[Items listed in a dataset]
## Start
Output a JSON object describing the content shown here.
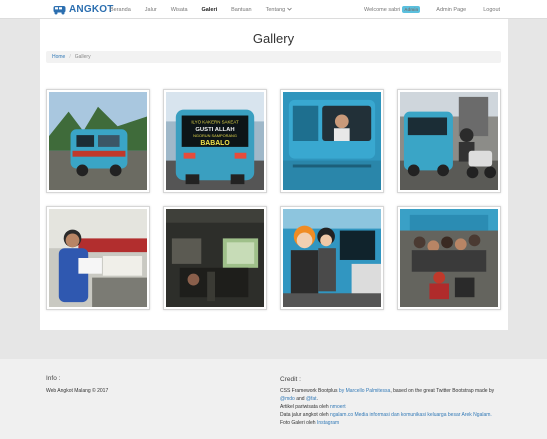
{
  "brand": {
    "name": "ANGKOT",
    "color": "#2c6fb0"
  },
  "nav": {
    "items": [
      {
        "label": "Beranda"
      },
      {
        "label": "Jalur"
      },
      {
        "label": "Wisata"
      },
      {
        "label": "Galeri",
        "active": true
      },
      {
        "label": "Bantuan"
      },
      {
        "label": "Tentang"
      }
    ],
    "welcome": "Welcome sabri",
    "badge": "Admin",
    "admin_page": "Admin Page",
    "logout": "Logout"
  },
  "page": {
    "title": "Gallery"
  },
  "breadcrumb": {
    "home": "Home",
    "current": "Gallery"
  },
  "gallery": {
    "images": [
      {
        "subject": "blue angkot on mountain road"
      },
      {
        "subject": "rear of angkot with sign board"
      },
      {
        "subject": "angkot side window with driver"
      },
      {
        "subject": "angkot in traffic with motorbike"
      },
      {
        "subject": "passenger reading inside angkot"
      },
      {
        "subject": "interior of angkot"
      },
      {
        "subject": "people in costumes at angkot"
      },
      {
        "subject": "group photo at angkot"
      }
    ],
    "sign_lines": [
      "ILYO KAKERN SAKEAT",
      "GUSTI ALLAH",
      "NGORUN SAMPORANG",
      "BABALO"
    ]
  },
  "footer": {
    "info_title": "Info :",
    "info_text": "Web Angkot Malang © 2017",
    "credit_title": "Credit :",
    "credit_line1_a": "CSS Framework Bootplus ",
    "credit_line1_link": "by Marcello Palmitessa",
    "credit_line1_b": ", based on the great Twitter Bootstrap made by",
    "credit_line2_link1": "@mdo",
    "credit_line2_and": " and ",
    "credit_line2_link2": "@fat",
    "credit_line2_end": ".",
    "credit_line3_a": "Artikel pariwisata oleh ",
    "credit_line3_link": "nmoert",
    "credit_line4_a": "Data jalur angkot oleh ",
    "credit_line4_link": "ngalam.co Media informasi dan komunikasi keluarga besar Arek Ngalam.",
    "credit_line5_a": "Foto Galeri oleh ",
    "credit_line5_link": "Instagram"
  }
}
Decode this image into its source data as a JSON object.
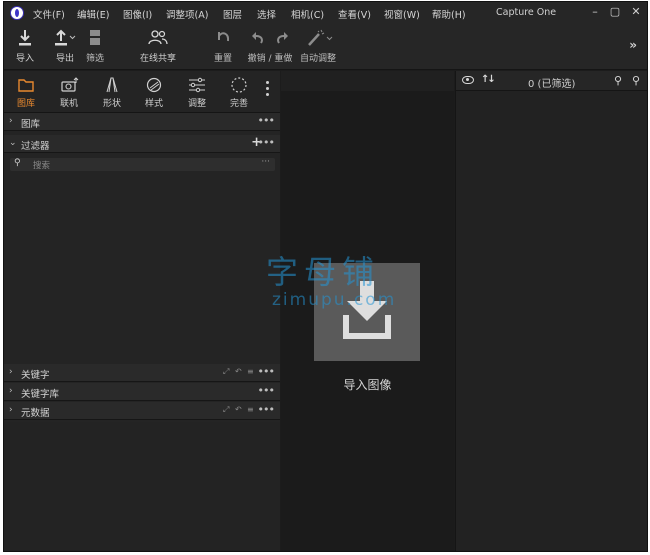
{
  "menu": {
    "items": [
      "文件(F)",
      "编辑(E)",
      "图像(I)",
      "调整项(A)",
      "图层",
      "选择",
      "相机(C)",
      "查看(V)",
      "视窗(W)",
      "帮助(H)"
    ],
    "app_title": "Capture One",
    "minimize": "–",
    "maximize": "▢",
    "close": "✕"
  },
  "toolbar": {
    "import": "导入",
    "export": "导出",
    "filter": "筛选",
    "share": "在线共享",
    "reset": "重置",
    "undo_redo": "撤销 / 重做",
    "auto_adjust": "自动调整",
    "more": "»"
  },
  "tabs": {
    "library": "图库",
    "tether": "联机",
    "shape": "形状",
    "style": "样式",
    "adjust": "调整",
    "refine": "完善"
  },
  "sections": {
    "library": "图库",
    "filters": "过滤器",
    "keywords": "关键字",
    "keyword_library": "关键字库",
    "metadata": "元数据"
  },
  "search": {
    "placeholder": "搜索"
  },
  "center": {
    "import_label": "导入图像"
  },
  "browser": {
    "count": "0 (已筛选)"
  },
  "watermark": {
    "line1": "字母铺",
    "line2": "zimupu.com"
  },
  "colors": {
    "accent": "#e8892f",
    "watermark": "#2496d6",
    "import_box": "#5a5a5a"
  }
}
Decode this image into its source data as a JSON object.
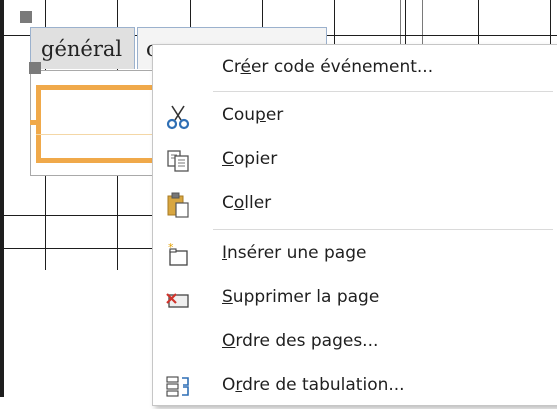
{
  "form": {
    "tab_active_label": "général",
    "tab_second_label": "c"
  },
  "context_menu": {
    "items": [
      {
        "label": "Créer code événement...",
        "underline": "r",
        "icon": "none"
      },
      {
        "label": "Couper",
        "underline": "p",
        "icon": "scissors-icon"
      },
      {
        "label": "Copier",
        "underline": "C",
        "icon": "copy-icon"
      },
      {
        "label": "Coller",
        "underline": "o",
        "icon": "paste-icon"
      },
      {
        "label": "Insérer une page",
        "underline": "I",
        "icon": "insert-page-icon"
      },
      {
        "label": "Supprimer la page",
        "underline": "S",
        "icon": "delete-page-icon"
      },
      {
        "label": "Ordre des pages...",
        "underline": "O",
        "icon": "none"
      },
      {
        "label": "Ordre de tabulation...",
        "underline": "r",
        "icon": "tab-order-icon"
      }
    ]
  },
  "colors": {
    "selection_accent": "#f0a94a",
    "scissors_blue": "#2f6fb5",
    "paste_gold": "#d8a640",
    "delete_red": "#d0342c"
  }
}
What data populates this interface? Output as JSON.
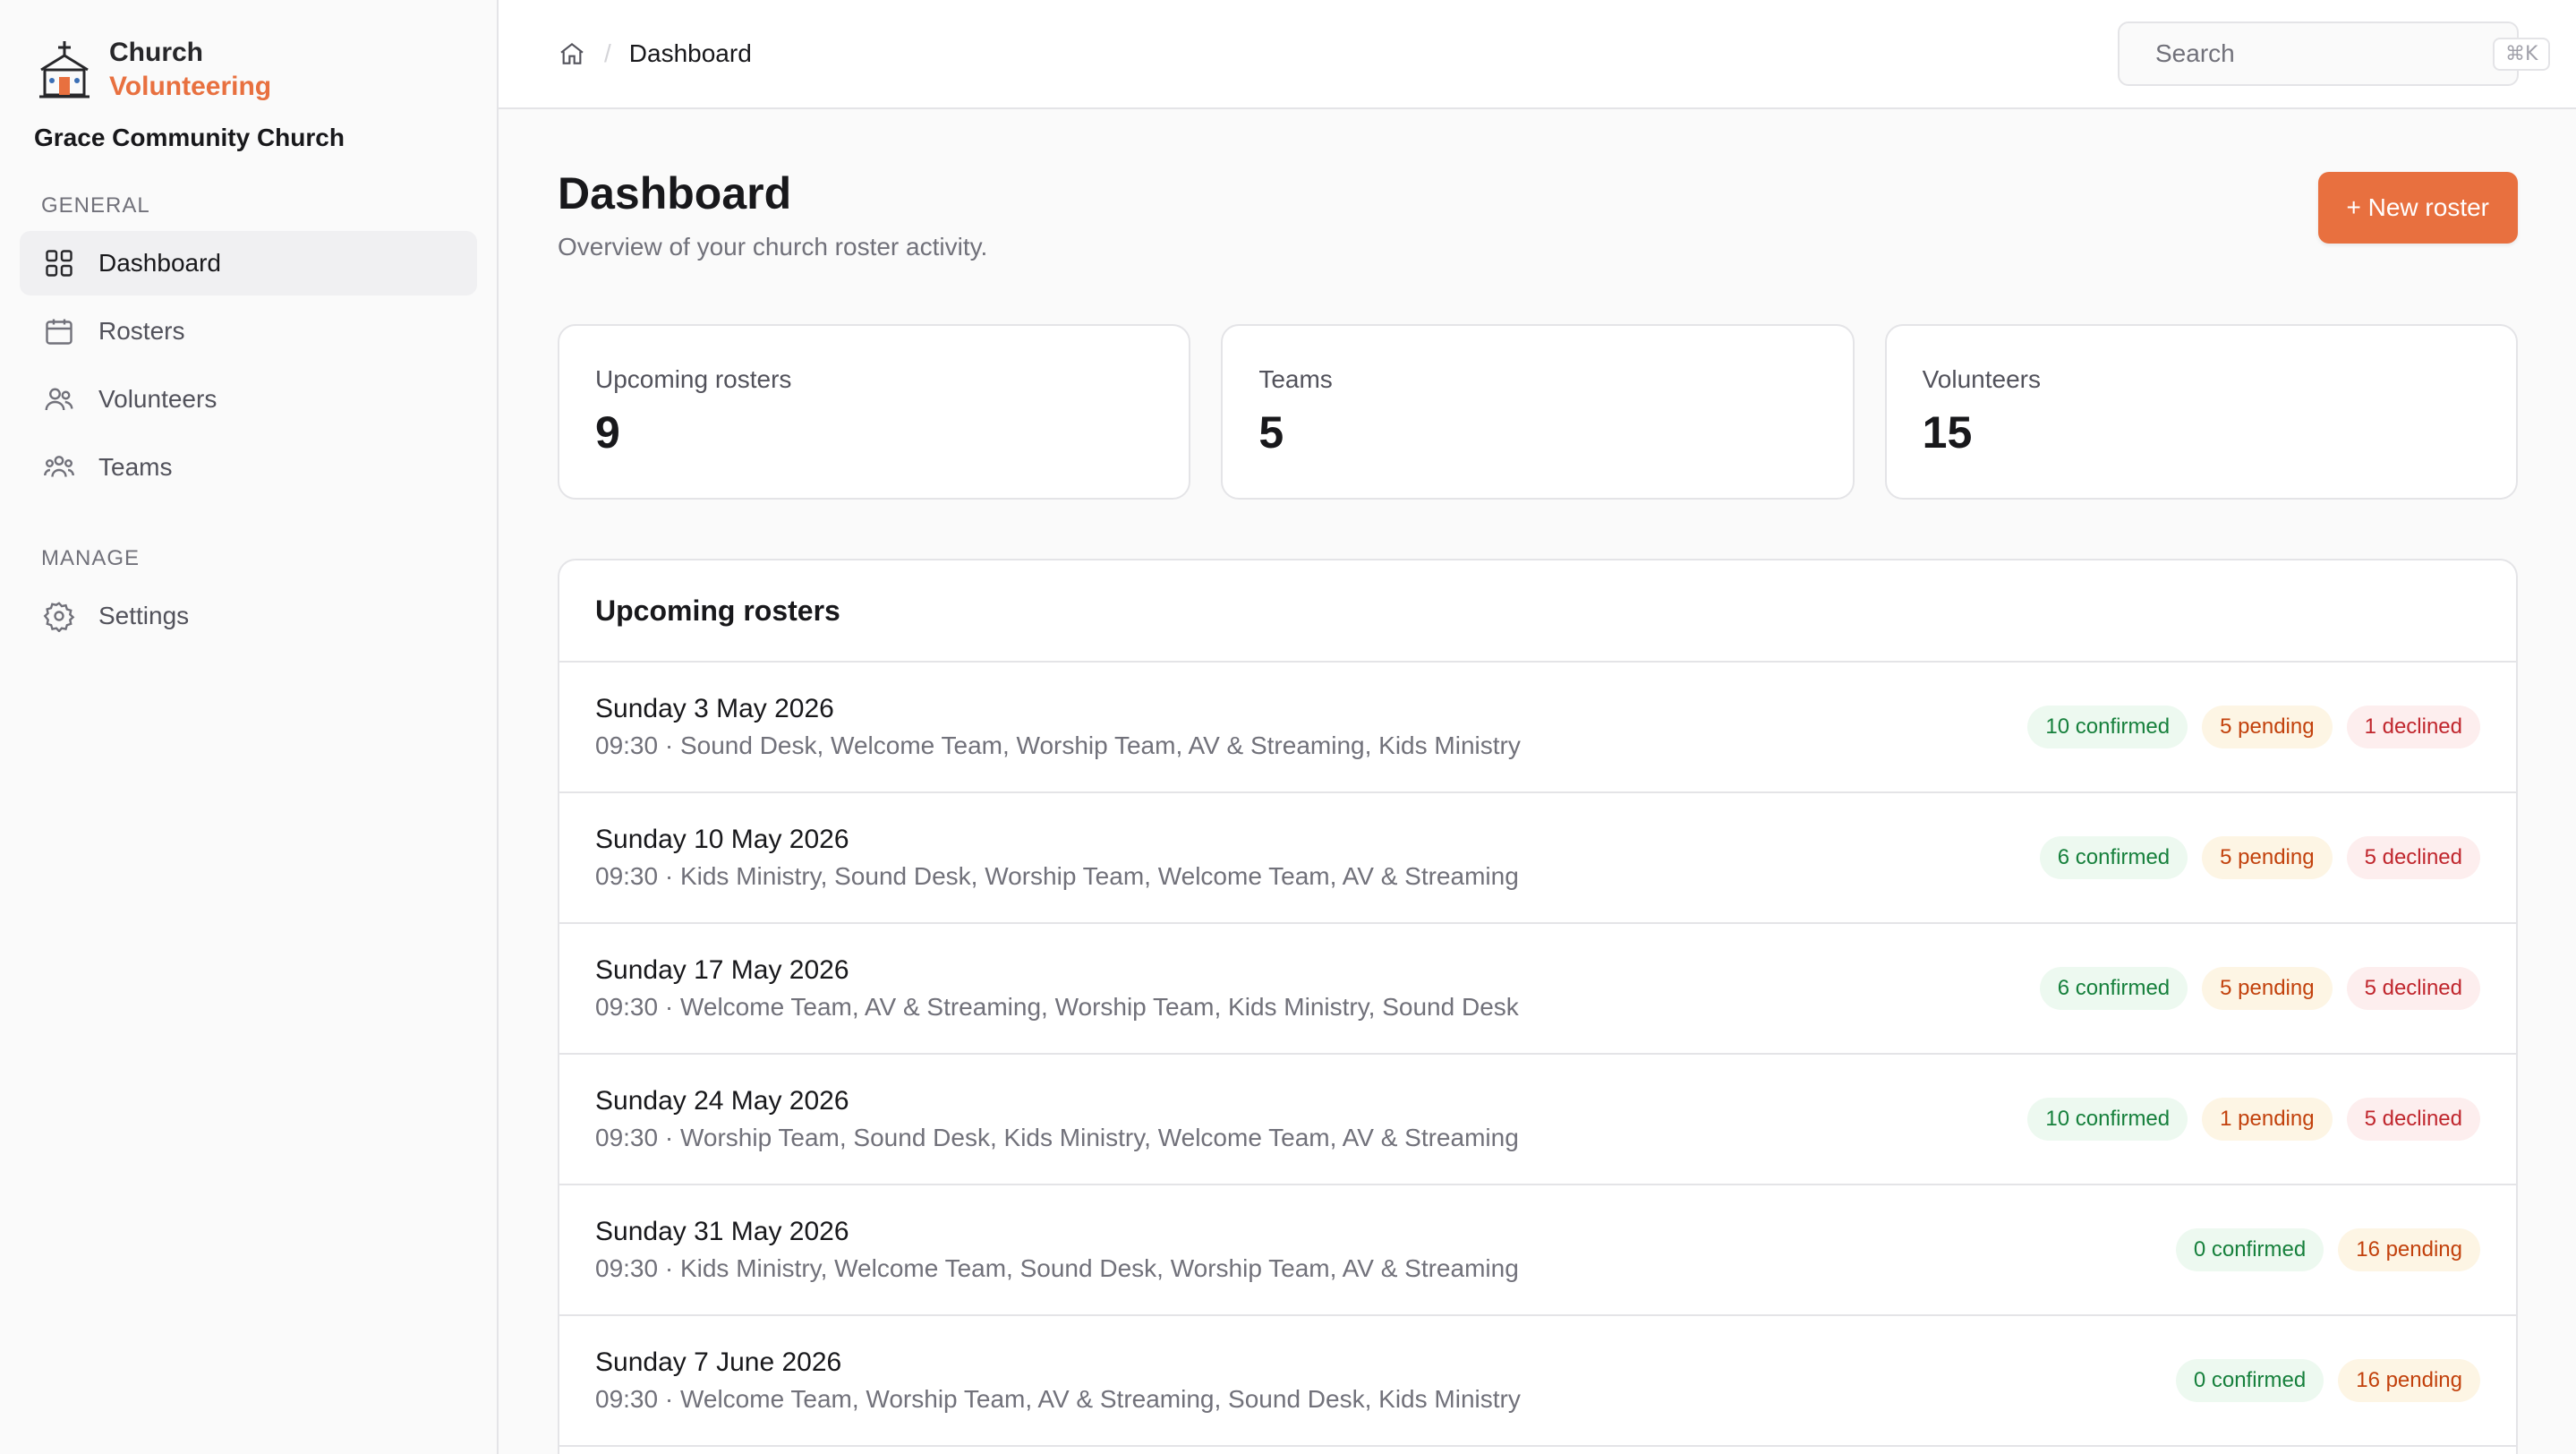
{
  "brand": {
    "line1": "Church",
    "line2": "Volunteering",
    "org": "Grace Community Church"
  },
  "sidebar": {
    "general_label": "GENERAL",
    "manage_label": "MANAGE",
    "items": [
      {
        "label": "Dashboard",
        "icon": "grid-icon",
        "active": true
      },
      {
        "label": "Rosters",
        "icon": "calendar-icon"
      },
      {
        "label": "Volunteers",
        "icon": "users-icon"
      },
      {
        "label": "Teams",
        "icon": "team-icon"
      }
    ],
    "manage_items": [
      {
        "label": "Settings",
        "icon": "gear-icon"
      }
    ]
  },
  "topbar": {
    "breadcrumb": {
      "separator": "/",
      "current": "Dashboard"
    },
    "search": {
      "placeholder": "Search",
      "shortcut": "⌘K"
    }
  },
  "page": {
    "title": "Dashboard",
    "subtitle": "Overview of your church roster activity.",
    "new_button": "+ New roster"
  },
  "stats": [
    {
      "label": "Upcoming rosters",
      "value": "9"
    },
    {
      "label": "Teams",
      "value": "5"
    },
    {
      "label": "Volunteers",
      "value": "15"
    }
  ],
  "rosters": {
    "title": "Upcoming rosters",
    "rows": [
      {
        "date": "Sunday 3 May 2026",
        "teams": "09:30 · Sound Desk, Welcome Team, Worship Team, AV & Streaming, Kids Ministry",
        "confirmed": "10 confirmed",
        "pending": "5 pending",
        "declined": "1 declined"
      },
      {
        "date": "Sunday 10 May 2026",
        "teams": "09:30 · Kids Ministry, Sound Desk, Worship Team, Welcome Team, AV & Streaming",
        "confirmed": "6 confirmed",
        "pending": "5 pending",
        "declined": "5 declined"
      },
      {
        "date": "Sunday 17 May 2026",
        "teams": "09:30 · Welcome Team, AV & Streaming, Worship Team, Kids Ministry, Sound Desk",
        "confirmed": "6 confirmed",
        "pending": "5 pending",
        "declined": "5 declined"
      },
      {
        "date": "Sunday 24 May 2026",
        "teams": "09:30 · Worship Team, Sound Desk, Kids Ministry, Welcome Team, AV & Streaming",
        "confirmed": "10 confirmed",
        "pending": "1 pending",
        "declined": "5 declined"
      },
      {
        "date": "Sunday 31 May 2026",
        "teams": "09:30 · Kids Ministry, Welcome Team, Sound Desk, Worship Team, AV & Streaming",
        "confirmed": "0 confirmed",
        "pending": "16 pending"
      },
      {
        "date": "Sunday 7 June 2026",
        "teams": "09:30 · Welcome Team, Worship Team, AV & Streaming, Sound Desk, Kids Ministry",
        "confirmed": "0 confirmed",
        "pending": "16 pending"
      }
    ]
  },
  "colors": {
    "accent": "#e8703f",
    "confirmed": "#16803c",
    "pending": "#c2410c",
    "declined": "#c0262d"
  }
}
## End
| What you should do |
Filter the listing for the word "Sunday" and copy every line that holds it.

| Answer below |
        "date": "Sunday 3 May 2026",
        "date": "Sunday 10 May 2026",
        "date": "Sunday 17 May 2026",
        "date": "Sunday 24 May 2026",
        "date": "Sunday 31 May 2026",
        "date": "Sunday 7 June 2026",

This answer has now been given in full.